[Exercise aim] Pick up the essay on unsafe Rust at the point where it ends, finishing the code example and carrying the argument about a safety gradient forward.

Supplied passage below:

Unsafe Rust and Me

This topic frequently provokes arguments on lobste.rs. Some will make grand pronouncements like “C/C++ is horribly unsafe compared with Rust” or “Rust provides no guarantees at all because any of your dependencies could write unsafe at any time”. As is often the case, both sides have a point but reality lies somewhere in the middle. I’m going to invent a term to describe this: Rust provides a safety gradient.

// Declare contract

/// Safety: `func_ptr` must be a valid function pointer
unsafe fn use_fn_ptr(func_ptr: unsafe extern "C" fn(i32)) {
    // ...

End of Supplied passage.
Input data below:

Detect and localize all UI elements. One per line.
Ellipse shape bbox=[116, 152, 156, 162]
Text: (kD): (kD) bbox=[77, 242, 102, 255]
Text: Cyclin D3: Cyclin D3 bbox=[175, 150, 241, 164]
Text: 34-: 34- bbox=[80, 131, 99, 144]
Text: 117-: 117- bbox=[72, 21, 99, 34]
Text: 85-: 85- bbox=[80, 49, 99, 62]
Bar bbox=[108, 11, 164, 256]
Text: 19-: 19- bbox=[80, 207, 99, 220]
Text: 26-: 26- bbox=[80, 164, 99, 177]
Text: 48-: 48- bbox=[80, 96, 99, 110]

End of Input data.

[Answer to the exercise]
}

// Then call site opts in to contract

let func_ptr = my_c_lib::get_fn();
// Safety: We trust the library to give us a valid `func_ptr`
unsafe {
    use_fn_ptr(func_ptr);
}

To recap quickly, unsafe in Rust plays dual roles: to declare a special contract, and to confirm that you’re following that contract. Used as a modifier on a function, it means the caller must uphold certain requirements that cannot be proven by Rust’s type system. In practice this means things like “This parameter is a raw function pointer. You must ensure this is trustworthy and we can jump to this location.” At the call site you must also use unsafe—this is saying “Yes, I am aware there is a special contract that Rust can’t check. I promise I’m doing the right thing.” Certain primitive operations like dereferencing a raw pointer are implicitly unsafe so you only see the caller side—again, this reflects the existence of a special contract.

Other programming languages seem to get along fine without unsafe. How do they do it? Well, either you can allow users to write this kind of code without extra syntax, like C, or you can move responsibility for all the unsafe parts into the core language or standard library. Java, for example, doesn’t offer pointers or pointer arithmetic at all. You only have references to objects so an entire class of problems disappears.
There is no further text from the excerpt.